**Task brief**
Write out the material exactly. Do not include the pictures.

● ● ● ● ●

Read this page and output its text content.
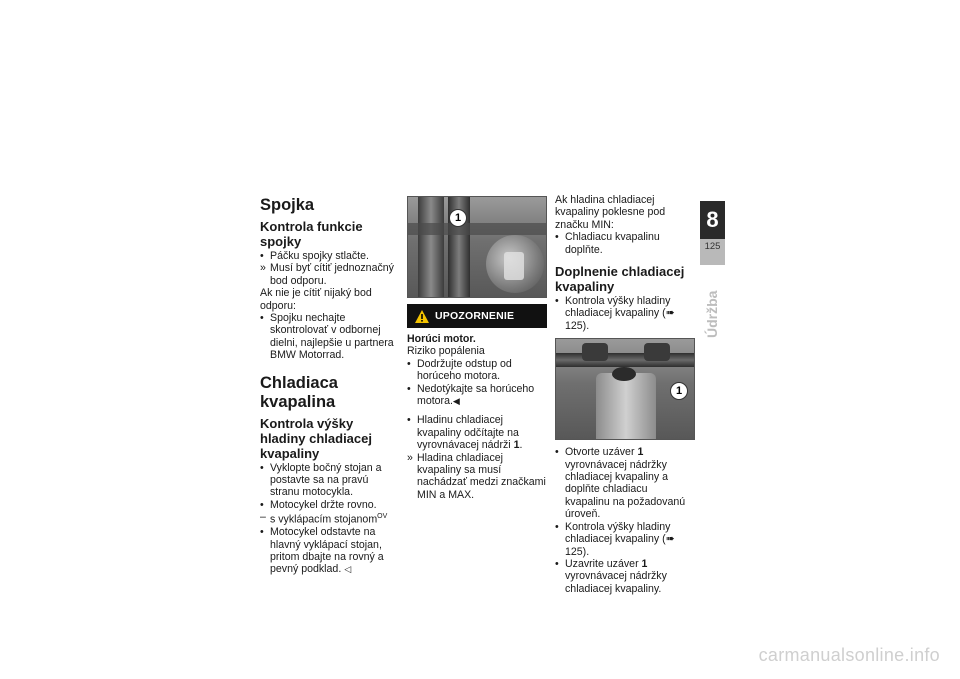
Spojka
Kontrola funkcie spojky

• Páčku spojky stlačte.

» Musí byť cítiť jednoznačný bod odporu.

Ak nie je cítiť nijaký bod odporu:

• Spojku nechajte skontrolovať v odbornej dielni, najlepšie u partnera BMW Motorrad.

Chladiaca kvapalina
Kontrola výšky hladiny chladiacej kvapaliny

• Vyklopte bočný stojan a postavte sa na pravú stranu motocykla.

• Motocykel držte rovno.

– s vyklápacím stojanom$^{OV}$

• Motocykel odstavte na hlavný vyklápací stojan, pritom dbajte na rovný a pevný podklad. ◁

1
UPOZORNENIE

Horúci motor.

Riziko popálenia

• Dodržujte odstup od horúceho motora.

• Nedotýkajte sa horúceho motora.◀

• Hladinu chladiacej kvapaliny odčítajte na vyrovnávacej nádrži 1.

» Hladina chladiacej kvapaliny sa musí nachádzať medzi značkami MIN a MAX.

Ak hladina chladiacej kvapaliny poklesne pod značku MIN:

• Chladiacu kvapalinu doplňte.

Doplnenie chladiacej kvapaliny

• Kontrola výšky hladiny chladiacej kvapaliny (➠ 125).

1

• Otvorte uzáver 1 vyrovnávacej nádržky chladiacej kvapaliny a doplňte chladiacu kvapalinu na požadovanú úroveň.

• Kontrola výšky hladiny chladiacej kvapaliny (➠ 125).

• Uzavrite uzáver 1 vyrovnávacej nádržky chladiacej kvapaliny.

8
125
Údržba
carmanualsonline.info
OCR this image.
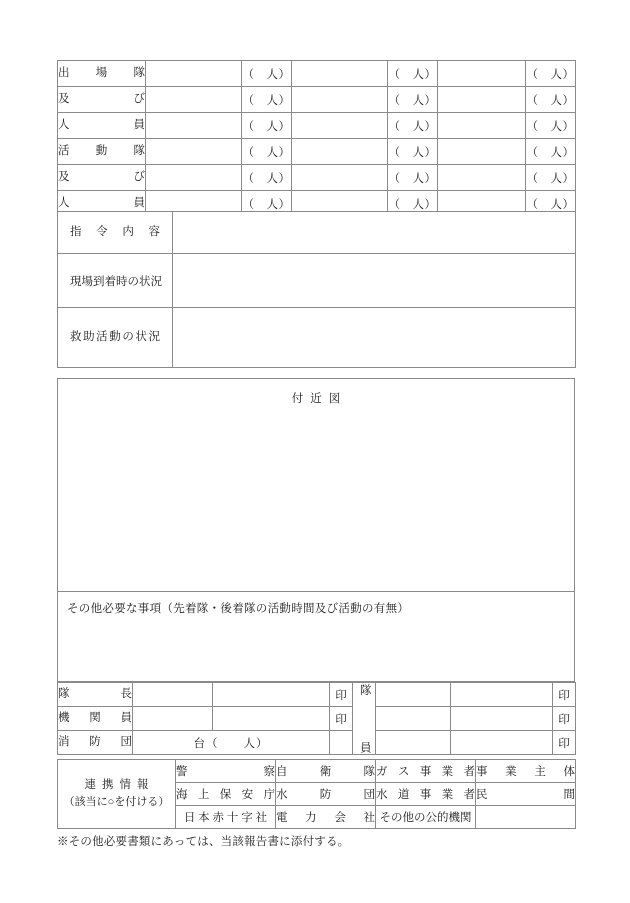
出　場　隊		（　人）		（　人）		（　人）
及　　　び		（　人）		（　人）		（　人）
人　　　員		（　人）		（　人）		（　人）
活　動　隊		（　人）		（　人）		（　人）
及　　　び		（　人）		（　人）		（　人）
人　　　員		（　人）		（　人）		（　人）
指　令　内　容	
現場到着時の状況	
救助活動の状況	
付近図
その他必要な事項（先着隊・後着隊の活動時間及び活動の有無）
隊　　　長			印	隊員			印
機　関　員			印				印
消　防　団	台（　　人）						印
連携情報
（該当に○を付ける）	警　　　　　察	自　　衛　　隊	ガ ス 事 業 者	事　業　主　体
	海 上 保 安 庁	水　　防　　団	水 道 事 業 者	民　　　　　間
	日 本 赤 十 字 社	電　力　会　社	その他の公的機関	
※その他必要書類にあっては、当該報告書に添付する。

● ● ● ● ●

**Exercise result**
Read this page and output its text content.
Spojka
Kontrola funkcie spojky

• Páčku spojky stlačte.

» Musí byť cítiť jednoznačný bod odporu.

Ak nie je cítiť nijaký bod odporu:

• Spojku nechajte skontrolovať v odbornej dielni, najlepšie u partnera BMW Motorrad.

Chladiaca kvapalina
Kontrola výšky hladiny chladiacej kvapaliny

• Vyklopte bočný stojan a postavte sa na pravú stranu motocykla.

• Motocykel držte rovno.

– s vyklápacím stojanom$^{OV}$

• Motocykel odstavte na hlavný vyklápací stojan, pritom dbajte na rovný a pevný podklad. ◁

1
UPOZORNENIE

Horúci motor.

Riziko popálenia

• Dodržujte odstup od horúceho motora.

• Nedotýkajte sa horúceho motora.◀

• Hladinu chladiacej kvapaliny odčítajte na vyrovnávacej nádrži 1.

» Hladina chladiacej kvapaliny sa musí nachádzať medzi značkami MIN a MAX.

Ak hladina chladiacej kvapaliny poklesne pod značku MIN:

• Chladiacu kvapalinu doplňte.

Doplnenie chladiacej kvapaliny

• Kontrola výšky hladiny chladiacej kvapaliny (➠ 125).

1

• Otvorte uzáver 1 vyrovnávacej nádržky chladiacej kvapaliny a doplňte chladiacu kvapalinu na požadovanú úroveň.

• Kontrola výšky hladiny chladiacej kvapaliny (➠ 125).

• Uzavrite uzáver 1 vyrovnávacej nádržky chladiacej kvapaliny.

8
125
Údržba
carmanualsonline.info
OCR this image.
出　場　隊		（　人）		（　人）		（　人）
及　　　び		（　人）		（　人）		（　人）
人　　　員		（　人）		（　人）		（　人）
活　動　隊		（　人）		（　人）		（　人）
及　　　び		（　人）		（　人）		（　人）
人　　　員		（　人）		（　人）		（　人）
指　令　内　容	
現場到着時の状況	
救助活動の状況	
付近図
その他必要な事項（先着隊・後着隊の活動時間及び活動の有無）
隊　　　長			印	隊員			印
機　関　員			印				印
消　防　団	台（　　人）						印
連携情報
（該当に○を付ける）	警　　　　　察	自　　衛　　隊	ガ ス 事 業 者	事　業　主　体
	海 上 保 安 庁	水　　防　　団	水 道 事 業 者	民　　　　　間
	日 本 赤 十 字 社	電　力　会　社	その他の公的機関	
※その他必要書類にあっては、当該報告書に添付する。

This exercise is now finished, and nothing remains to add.